AIM: Edit the entries below so that each "y-tick-label" becomes "y-axis-label", and keep every other line unchanged. Omit the pictures.

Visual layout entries
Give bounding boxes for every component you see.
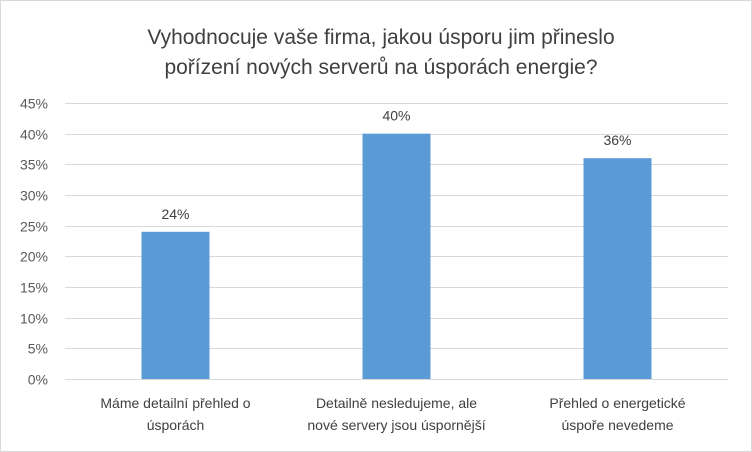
- y-tick-label: 40%: [20, 127, 48, 143]
- y-tick-label: 35%: [20, 157, 48, 173]
- y-tick-label: 10%: [20, 311, 48, 327]
- y-tick-label: 45%: [20, 96, 48, 112]
- data-label: 24%: [161, 206, 189, 222]
- data-label: 40%: [382, 108, 410, 124]
- y-tick-label: 15%: [20, 280, 48, 296]
- y-tick-label: 0%: [28, 372, 48, 388]
- bar: [583, 158, 652, 379]
- y-tick-label: 30%: [20, 188, 48, 204]
- bar: [362, 133, 431, 379]
- x-tick-label: úsporách: [147, 417, 205, 433]
- x-tick-label: Detailně nesledujeme, ale: [316, 395, 477, 411]
- x-tick-label: Máme detailní přehled o: [100, 395, 250, 411]
- x-tick-label: úspoře nevedeme: [561, 417, 673, 433]
- x-tick-label: Přehled o energetické: [549, 395, 685, 411]
- data-label: 36%: [603, 132, 631, 148]
- chart-title: Vyhodnocuje vaše firma, jakou úsporu jim…: [61, 23, 701, 83]
- bar: [141, 231, 210, 379]
- chart-title-line-2: pořízení nových serverů na úsporách ener…: [164, 56, 598, 79]
- y-tick-label: 20%: [20, 249, 48, 265]
- chart-title-line-1: Vyhodnocuje vaše firma, jakou úsporu jim…: [147, 26, 615, 49]
- x-tick-label: nové servery jsou úspornější: [307, 417, 485, 433]
- y-tick-label: 25%: [20, 219, 48, 235]
- y-tick-label: 5%: [28, 341, 48, 357]
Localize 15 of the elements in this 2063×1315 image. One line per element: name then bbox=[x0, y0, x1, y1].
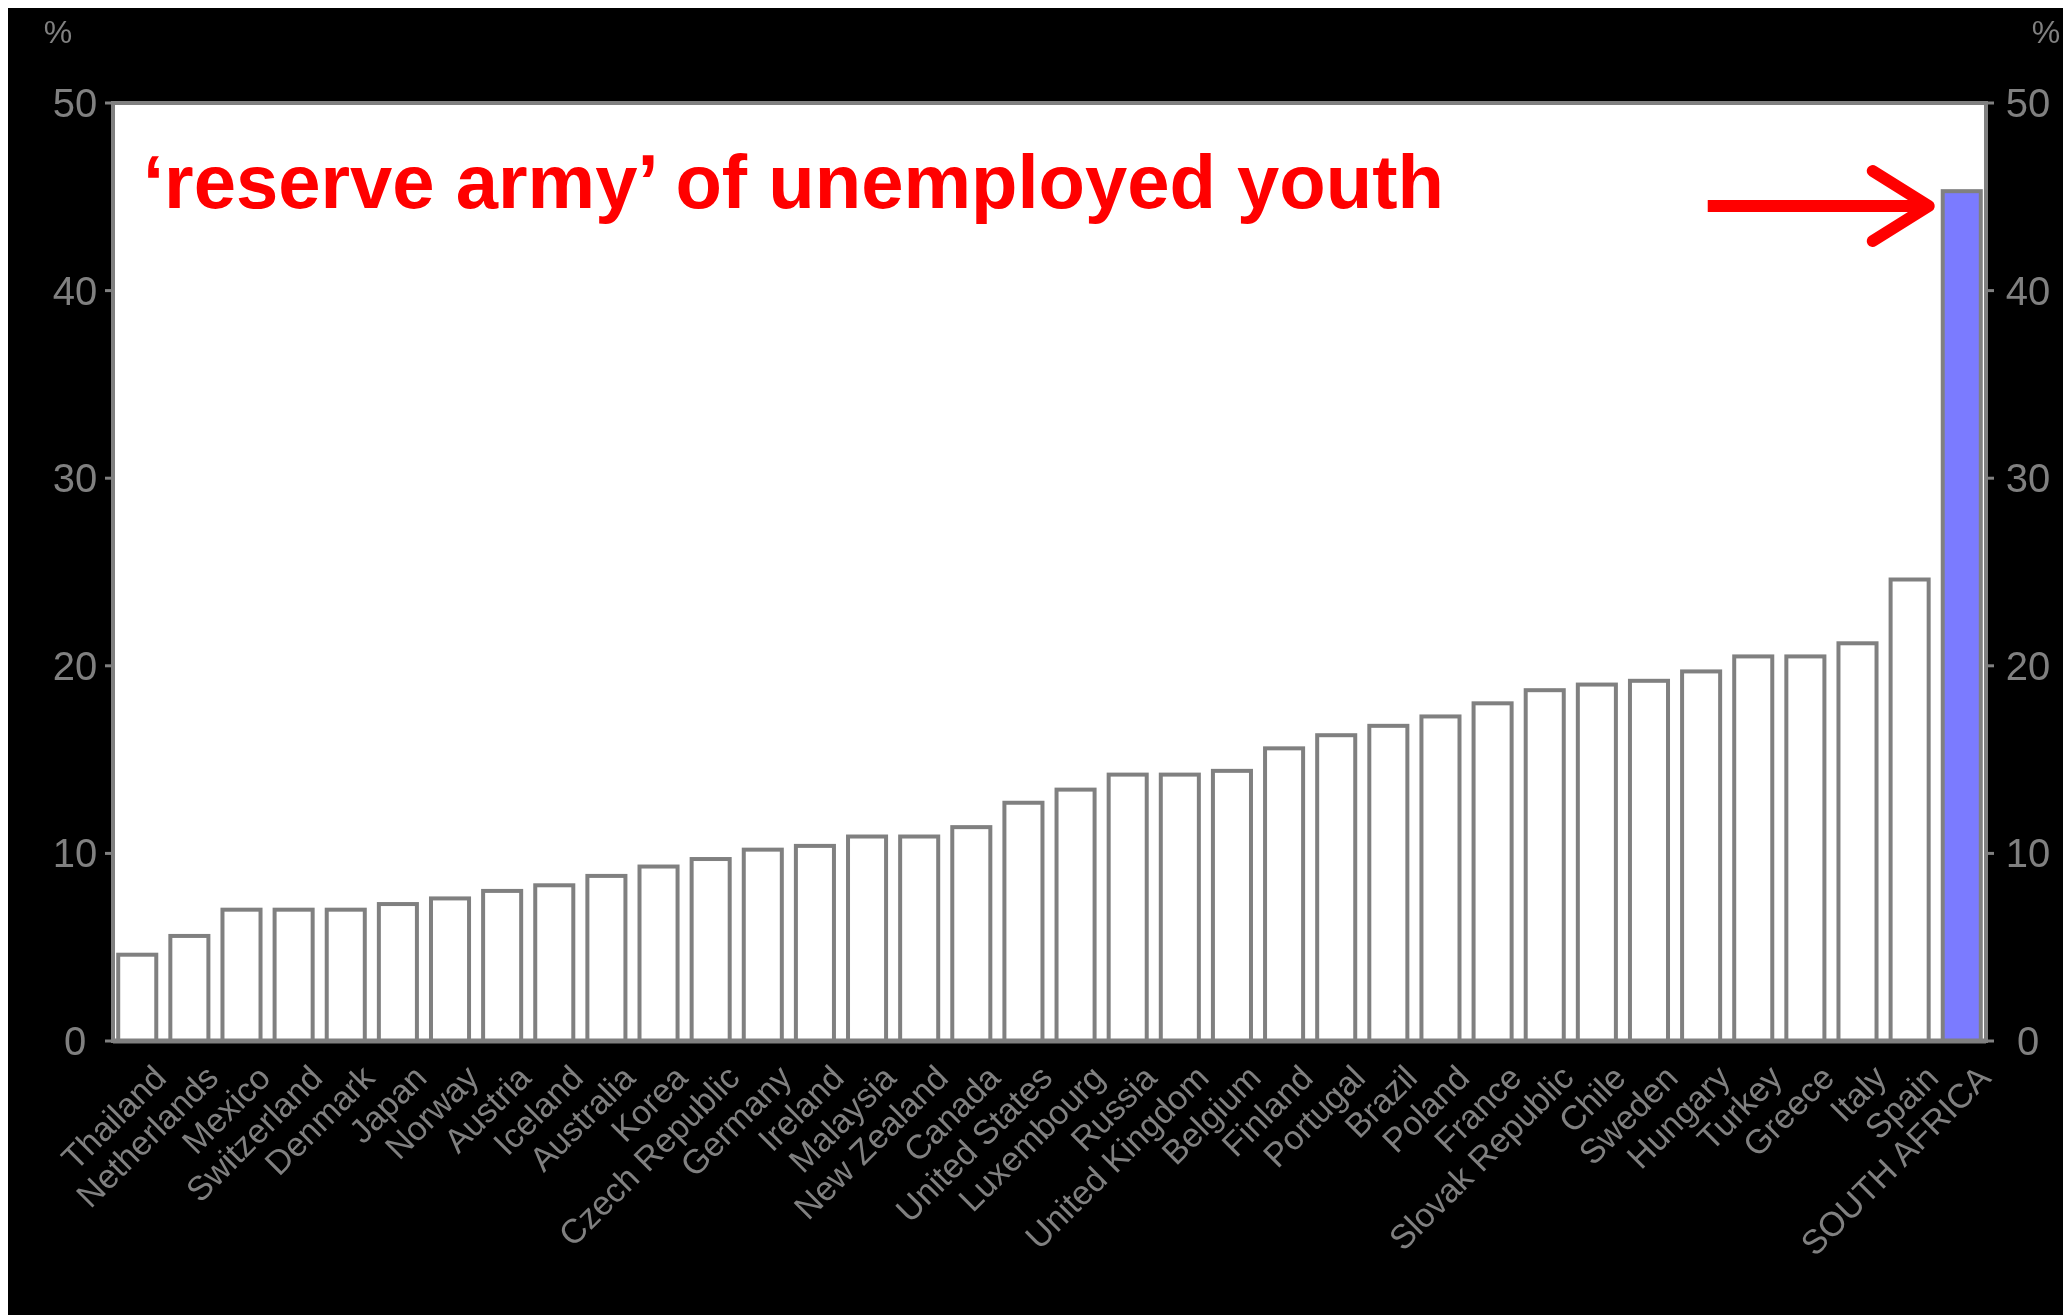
y2-tick-label: 10 bbox=[2005, 831, 2051, 876]
y-tick-label: 40 bbox=[52, 268, 98, 313]
annotation: ‘reserve army’ of unemployed youth bbox=[143, 139, 1444, 224]
y-tick-label: 50 bbox=[52, 81, 98, 125]
y2-tick-label: 30 bbox=[2005, 456, 2051, 501]
y-tick-label: 30 bbox=[52, 456, 98, 501]
y2-tick-label: 50 bbox=[2005, 81, 2051, 125]
y2-axis-title: % bbox=[2031, 14, 2061, 50]
y2-tick-label: 40 bbox=[2005, 268, 2051, 313]
y2-tick-label: 0 bbox=[2016, 1019, 2040, 1063]
y-tick-label: 0 bbox=[63, 1019, 87, 1063]
y2-tick-label: 20 bbox=[2005, 643, 2051, 688]
y-axis-title: % bbox=[43, 14, 73, 50]
y-tick-label: 10 bbox=[52, 831, 98, 876]
y-tick-label: 20 bbox=[52, 643, 98, 688]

THE REPLY:
Give bounding boxes for every component you see.
- y-axis-label: 40%: [20, 127, 48, 143]
- y-axis-label: 35%: [20, 157, 48, 173]
- y-axis-label: 10%: [20, 311, 48, 327]
- y-axis-label: 45%: [20, 96, 48, 112]
- data-label: 24%: [161, 206, 189, 222]
- data-label: 40%: [382, 108, 410, 124]
- y-axis-label: 15%: [20, 280, 48, 296]
- y-axis-label: 0%: [28, 372, 48, 388]
- bar: [583, 158, 652, 379]
- y-axis-label: 30%: [20, 188, 48, 204]
- bar: [362, 133, 431, 379]
- x-tick-label: úsporách: [147, 417, 205, 433]
- x-tick-label: Detailně nesledujeme, ale: [316, 395, 477, 411]
- x-tick-label: Máme detailní přehled o: [100, 395, 250, 411]
- x-tick-label: úspoře nevedeme: [561, 417, 673, 433]
- x-tick-label: Přehled o energetické: [549, 395, 685, 411]
- data-label: 36%: [603, 132, 631, 148]
- chart-title: Vyhodnocuje vaše firma, jakou úsporu jim…: [61, 23, 701, 83]
- bar: [141, 231, 210, 379]
- chart-title-line-2: pořízení nových serverů na úsporách ener…: [164, 56, 598, 79]
- y-axis-label: 20%: [20, 249, 48, 265]
- chart-title-line-1: Vyhodnocuje vaše firma, jakou úsporu jim…: [147, 26, 615, 49]
- x-tick-label: nové servery jsou úspornější: [307, 417, 485, 433]
- y-axis-label: 25%: [20, 219, 48, 235]
- y-axis-label: 5%: [28, 341, 48, 357]
Localize 15 of the elements in this 2063×1315 image. One line per element: name then bbox=[x0, y0, x1, y1].
y2-tick-label: 10 bbox=[2005, 831, 2051, 876]
y-axis-label: 40 bbox=[52, 268, 98, 313]
annotation: ‘reserve army’ of unemployed youth bbox=[143, 139, 1444, 224]
y-axis-label: 50 bbox=[52, 81, 98, 125]
y2-tick-label: 30 bbox=[2005, 456, 2051, 501]
y-axis-label: 30 bbox=[52, 456, 98, 501]
y2-tick-label: 50 bbox=[2005, 81, 2051, 125]
y2-axis-title: % bbox=[2031, 14, 2061, 50]
y2-tick-label: 40 bbox=[2005, 268, 2051, 313]
y2-tick-label: 0 bbox=[2016, 1019, 2040, 1063]
y-axis-label: 0 bbox=[63, 1019, 87, 1063]
y2-tick-label: 20 bbox=[2005, 643, 2051, 688]
y-axis-title: % bbox=[43, 14, 73, 50]
y-axis-label: 10 bbox=[52, 831, 98, 876]
y-axis-label: 20 bbox=[52, 643, 98, 688]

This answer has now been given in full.